Data entries for graphics
--- Begin ---

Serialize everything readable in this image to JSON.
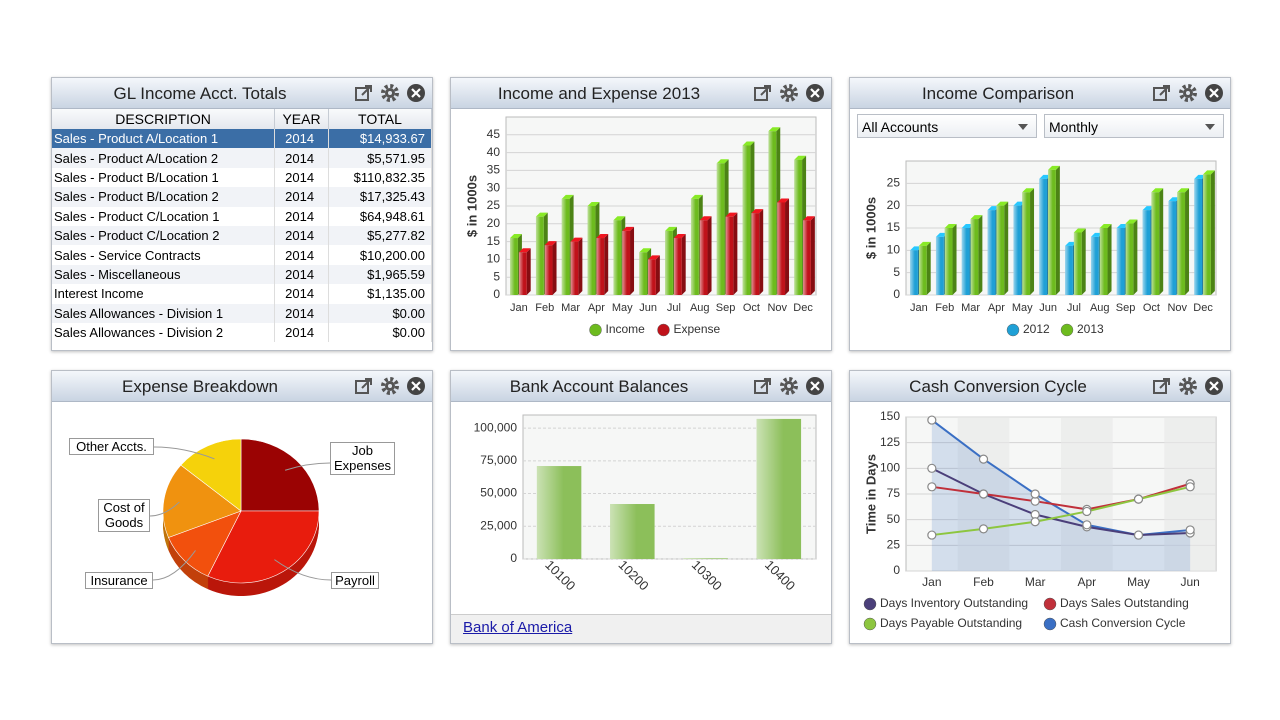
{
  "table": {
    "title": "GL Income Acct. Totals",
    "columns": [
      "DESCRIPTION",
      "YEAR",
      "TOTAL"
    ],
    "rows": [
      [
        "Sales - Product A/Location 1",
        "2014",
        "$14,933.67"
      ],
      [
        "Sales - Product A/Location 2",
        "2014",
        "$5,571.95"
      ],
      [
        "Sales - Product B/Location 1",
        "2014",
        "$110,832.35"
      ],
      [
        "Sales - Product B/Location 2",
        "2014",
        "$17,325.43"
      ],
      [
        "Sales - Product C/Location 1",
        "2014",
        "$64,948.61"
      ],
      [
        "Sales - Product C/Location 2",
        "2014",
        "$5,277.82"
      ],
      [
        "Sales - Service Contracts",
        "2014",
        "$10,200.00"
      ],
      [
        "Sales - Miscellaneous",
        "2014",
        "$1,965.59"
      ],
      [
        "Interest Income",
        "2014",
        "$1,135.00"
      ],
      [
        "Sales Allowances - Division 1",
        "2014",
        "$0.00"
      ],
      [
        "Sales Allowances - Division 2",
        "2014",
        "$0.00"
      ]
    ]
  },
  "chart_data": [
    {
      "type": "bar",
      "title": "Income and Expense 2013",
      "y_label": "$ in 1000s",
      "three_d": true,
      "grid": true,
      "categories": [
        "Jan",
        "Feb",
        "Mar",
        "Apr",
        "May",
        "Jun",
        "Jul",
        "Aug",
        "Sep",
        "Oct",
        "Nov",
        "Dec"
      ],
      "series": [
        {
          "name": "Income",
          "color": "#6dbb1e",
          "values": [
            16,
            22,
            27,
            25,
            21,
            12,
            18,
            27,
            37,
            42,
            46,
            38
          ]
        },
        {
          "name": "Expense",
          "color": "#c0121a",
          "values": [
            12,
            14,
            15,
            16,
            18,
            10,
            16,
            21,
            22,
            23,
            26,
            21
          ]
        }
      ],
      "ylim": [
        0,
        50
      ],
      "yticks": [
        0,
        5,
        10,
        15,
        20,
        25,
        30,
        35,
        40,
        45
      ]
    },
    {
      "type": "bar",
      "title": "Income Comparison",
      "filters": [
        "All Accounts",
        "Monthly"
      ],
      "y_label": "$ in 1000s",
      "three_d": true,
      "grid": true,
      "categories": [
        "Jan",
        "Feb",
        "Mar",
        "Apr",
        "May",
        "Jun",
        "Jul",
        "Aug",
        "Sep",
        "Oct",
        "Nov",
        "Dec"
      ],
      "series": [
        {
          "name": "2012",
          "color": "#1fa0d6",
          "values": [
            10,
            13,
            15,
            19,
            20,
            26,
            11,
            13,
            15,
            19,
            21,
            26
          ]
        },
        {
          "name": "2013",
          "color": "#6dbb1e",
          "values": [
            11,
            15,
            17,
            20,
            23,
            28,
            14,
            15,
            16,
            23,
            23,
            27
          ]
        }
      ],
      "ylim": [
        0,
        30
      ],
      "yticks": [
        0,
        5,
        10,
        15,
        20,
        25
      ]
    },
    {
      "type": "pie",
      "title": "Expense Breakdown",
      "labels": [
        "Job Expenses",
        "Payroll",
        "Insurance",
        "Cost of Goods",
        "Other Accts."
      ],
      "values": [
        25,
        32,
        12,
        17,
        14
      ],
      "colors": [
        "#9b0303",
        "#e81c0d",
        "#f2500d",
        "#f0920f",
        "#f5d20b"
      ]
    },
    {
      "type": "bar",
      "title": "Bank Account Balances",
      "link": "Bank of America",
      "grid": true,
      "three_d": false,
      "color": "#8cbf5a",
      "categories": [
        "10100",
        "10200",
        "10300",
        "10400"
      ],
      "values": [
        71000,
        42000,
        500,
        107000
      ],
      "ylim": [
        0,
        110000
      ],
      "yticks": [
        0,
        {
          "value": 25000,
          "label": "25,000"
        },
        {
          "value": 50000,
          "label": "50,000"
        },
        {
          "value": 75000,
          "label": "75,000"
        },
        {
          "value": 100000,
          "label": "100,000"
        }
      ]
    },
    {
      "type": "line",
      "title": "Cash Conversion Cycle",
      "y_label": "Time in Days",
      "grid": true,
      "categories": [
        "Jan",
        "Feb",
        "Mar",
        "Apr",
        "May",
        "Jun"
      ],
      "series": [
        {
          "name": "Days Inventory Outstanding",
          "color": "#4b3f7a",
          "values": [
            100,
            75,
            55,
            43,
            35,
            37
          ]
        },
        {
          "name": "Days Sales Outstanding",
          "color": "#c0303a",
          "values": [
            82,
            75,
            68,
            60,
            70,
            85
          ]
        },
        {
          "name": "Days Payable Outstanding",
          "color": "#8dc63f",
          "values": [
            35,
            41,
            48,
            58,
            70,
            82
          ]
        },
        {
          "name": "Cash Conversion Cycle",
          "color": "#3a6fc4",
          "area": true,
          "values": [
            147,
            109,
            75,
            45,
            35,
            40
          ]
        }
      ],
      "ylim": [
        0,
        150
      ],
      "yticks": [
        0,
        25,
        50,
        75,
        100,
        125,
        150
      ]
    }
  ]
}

--- End ---

* [Work to be completed]: All of the material above needs to be restated exactly, with no pictures.

* [Output below]:
Serialize everything readable in this image to JSON.
{
  "table": {
    "title": "GL Income Acct. Totals",
    "columns": [
      "DESCRIPTION",
      "YEAR",
      "TOTAL"
    ],
    "rows": [
      [
        "Sales - Product A/Location 1",
        "2014",
        "$14,933.67"
      ],
      [
        "Sales - Product A/Location 2",
        "2014",
        "$5,571.95"
      ],
      [
        "Sales - Product B/Location 1",
        "2014",
        "$110,832.35"
      ],
      [
        "Sales - Product B/Location 2",
        "2014",
        "$17,325.43"
      ],
      [
        "Sales - Product C/Location 1",
        "2014",
        "$64,948.61"
      ],
      [
        "Sales - Product C/Location 2",
        "2014",
        "$5,277.82"
      ],
      [
        "Sales - Service Contracts",
        "2014",
        "$10,200.00"
      ],
      [
        "Sales - Miscellaneous",
        "2014",
        "$1,965.59"
      ],
      [
        "Interest Income",
        "2014",
        "$1,135.00"
      ],
      [
        "Sales Allowances - Division 1",
        "2014",
        "$0.00"
      ],
      [
        "Sales Allowances - Division 2",
        "2014",
        "$0.00"
      ]
    ]
  },
  "chart_data": [
    {
      "type": "bar",
      "title": "Income and Expense 2013",
      "y_label": "$ in 1000s",
      "three_d": true,
      "grid": true,
      "categories": [
        "Jan",
        "Feb",
        "Mar",
        "Apr",
        "May",
        "Jun",
        "Jul",
        "Aug",
        "Sep",
        "Oct",
        "Nov",
        "Dec"
      ],
      "series": [
        {
          "name": "Income",
          "color": "#6dbb1e",
          "values": [
            16,
            22,
            27,
            25,
            21,
            12,
            18,
            27,
            37,
            42,
            46,
            38
          ]
        },
        {
          "name": "Expense",
          "color": "#c0121a",
          "values": [
            12,
            14,
            15,
            16,
            18,
            10,
            16,
            21,
            22,
            23,
            26,
            21
          ]
        }
      ],
      "ylim": [
        0,
        50
      ],
      "yticks": [
        0,
        5,
        10,
        15,
        20,
        25,
        30,
        35,
        40,
        45
      ]
    },
    {
      "type": "bar",
      "title": "Income Comparison",
      "filters": [
        "All Accounts",
        "Monthly"
      ],
      "y_label": "$ in 1000s",
      "three_d": true,
      "grid": true,
      "categories": [
        "Jan",
        "Feb",
        "Mar",
        "Apr",
        "May",
        "Jun",
        "Jul",
        "Aug",
        "Sep",
        "Oct",
        "Nov",
        "Dec"
      ],
      "series": [
        {
          "name": "2012",
          "color": "#1fa0d6",
          "values": [
            10,
            13,
            15,
            19,
            20,
            26,
            11,
            13,
            15,
            19,
            21,
            26
          ]
        },
        {
          "name": "2013",
          "color": "#6dbb1e",
          "values": [
            11,
            15,
            17,
            20,
            23,
            28,
            14,
            15,
            16,
            23,
            23,
            27
          ]
        }
      ],
      "ylim": [
        0,
        30
      ],
      "yticks": [
        0,
        5,
        10,
        15,
        20,
        25
      ]
    },
    {
      "type": "pie",
      "title": "Expense Breakdown",
      "labels": [
        "Job Expenses",
        "Payroll",
        "Insurance",
        "Cost of Goods",
        "Other Accts."
      ],
      "values": [
        25,
        32,
        12,
        17,
        14
      ],
      "colors": [
        "#9b0303",
        "#e81c0d",
        "#f2500d",
        "#f0920f",
        "#f5d20b"
      ]
    },
    {
      "type": "bar",
      "title": "Bank Account Balances",
      "link": "Bank of America",
      "grid": true,
      "three_d": false,
      "color": "#8cbf5a",
      "categories": [
        "10100",
        "10200",
        "10300",
        "10400"
      ],
      "values": [
        71000,
        42000,
        500,
        107000
      ],
      "ylim": [
        0,
        110000
      ],
      "yticks": [
        0,
        {
          "value": 25000,
          "label": "25,000"
        },
        {
          "value": 50000,
          "label": "50,000"
        },
        {
          "value": 75000,
          "label": "75,000"
        },
        {
          "value": 100000,
          "label": "100,000"
        }
      ]
    },
    {
      "type": "line",
      "title": "Cash Conversion Cycle",
      "y_label": "Time in Days",
      "grid": true,
      "categories": [
        "Jan",
        "Feb",
        "Mar",
        "Apr",
        "May",
        "Jun"
      ],
      "series": [
        {
          "name": "Days Inventory Outstanding",
          "color": "#4b3f7a",
          "values": [
            100,
            75,
            55,
            43,
            35,
            37
          ]
        },
        {
          "name": "Days Sales Outstanding",
          "color": "#c0303a",
          "values": [
            82,
            75,
            68,
            60,
            70,
            85
          ]
        },
        {
          "name": "Days Payable Outstanding",
          "color": "#8dc63f",
          "values": [
            35,
            41,
            48,
            58,
            70,
            82
          ]
        },
        {
          "name": "Cash Conversion Cycle",
          "color": "#3a6fc4",
          "area": true,
          "values": [
            147,
            109,
            75,
            45,
            35,
            40
          ]
        }
      ],
      "ylim": [
        0,
        150
      ],
      "yticks": [
        0,
        25,
        50,
        75,
        100,
        125,
        150
      ]
    }
  ]
}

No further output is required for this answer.